→ AIM OF THE EXERCISE: Select and copy out every line in the records containing "مالیات".
== PROVIDED MATERIAL ==
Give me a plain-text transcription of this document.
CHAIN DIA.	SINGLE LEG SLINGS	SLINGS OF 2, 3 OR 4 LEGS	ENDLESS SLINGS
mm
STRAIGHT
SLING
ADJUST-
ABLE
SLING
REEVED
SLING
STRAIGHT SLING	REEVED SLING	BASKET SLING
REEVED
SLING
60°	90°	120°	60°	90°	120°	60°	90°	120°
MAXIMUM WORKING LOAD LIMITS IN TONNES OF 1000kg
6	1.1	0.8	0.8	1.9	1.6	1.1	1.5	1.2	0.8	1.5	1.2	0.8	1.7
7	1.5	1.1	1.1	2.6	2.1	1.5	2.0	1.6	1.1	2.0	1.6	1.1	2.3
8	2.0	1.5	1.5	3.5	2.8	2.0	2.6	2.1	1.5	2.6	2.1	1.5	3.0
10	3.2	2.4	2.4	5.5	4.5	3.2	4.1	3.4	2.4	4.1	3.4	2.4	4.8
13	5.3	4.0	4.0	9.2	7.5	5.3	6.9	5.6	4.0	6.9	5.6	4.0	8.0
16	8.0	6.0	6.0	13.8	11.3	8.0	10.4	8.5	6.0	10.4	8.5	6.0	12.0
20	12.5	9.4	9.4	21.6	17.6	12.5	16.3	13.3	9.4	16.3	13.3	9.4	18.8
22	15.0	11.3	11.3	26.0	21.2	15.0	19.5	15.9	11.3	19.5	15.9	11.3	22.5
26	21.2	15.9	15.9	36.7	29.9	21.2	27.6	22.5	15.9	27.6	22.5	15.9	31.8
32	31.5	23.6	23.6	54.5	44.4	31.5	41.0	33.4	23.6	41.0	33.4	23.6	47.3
===
== PROVIDED MATERIAL ==
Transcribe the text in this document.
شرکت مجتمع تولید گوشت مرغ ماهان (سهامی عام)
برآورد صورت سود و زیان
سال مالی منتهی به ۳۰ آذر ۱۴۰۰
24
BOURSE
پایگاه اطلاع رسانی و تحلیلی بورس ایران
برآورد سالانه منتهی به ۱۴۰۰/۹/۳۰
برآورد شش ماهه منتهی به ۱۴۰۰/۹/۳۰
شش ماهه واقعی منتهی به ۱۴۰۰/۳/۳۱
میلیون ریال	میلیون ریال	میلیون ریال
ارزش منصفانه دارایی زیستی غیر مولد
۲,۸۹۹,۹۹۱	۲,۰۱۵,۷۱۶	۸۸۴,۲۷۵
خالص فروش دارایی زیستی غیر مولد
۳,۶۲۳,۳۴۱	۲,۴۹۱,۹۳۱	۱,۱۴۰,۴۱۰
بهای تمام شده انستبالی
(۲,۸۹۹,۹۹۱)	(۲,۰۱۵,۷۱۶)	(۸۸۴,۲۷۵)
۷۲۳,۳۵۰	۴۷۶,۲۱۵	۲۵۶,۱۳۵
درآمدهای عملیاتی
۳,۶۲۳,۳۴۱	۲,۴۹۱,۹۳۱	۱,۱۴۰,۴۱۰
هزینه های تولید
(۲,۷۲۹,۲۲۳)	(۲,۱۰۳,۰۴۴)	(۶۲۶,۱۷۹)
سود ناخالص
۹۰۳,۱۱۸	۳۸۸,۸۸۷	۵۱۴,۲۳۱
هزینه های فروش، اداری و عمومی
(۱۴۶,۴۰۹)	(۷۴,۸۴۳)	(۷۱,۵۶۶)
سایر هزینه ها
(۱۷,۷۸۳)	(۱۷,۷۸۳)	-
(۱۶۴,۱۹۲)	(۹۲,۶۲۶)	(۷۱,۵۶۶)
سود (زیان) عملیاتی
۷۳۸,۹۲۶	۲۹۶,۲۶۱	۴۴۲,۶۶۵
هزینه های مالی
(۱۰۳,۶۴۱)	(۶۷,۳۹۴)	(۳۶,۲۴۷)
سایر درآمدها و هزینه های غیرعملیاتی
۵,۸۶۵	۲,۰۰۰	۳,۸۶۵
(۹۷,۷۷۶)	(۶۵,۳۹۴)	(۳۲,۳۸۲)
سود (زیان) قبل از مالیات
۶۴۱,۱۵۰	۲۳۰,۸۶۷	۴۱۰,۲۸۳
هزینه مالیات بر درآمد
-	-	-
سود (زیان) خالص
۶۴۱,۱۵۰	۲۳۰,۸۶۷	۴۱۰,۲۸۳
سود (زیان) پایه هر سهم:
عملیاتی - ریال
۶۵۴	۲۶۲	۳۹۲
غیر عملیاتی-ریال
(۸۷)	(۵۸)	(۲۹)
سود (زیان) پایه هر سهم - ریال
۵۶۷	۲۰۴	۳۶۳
===
→ COMPLETE RESPONSE:
سود (زیان) قبل از مالیات
هزینه مالیات بر درآمد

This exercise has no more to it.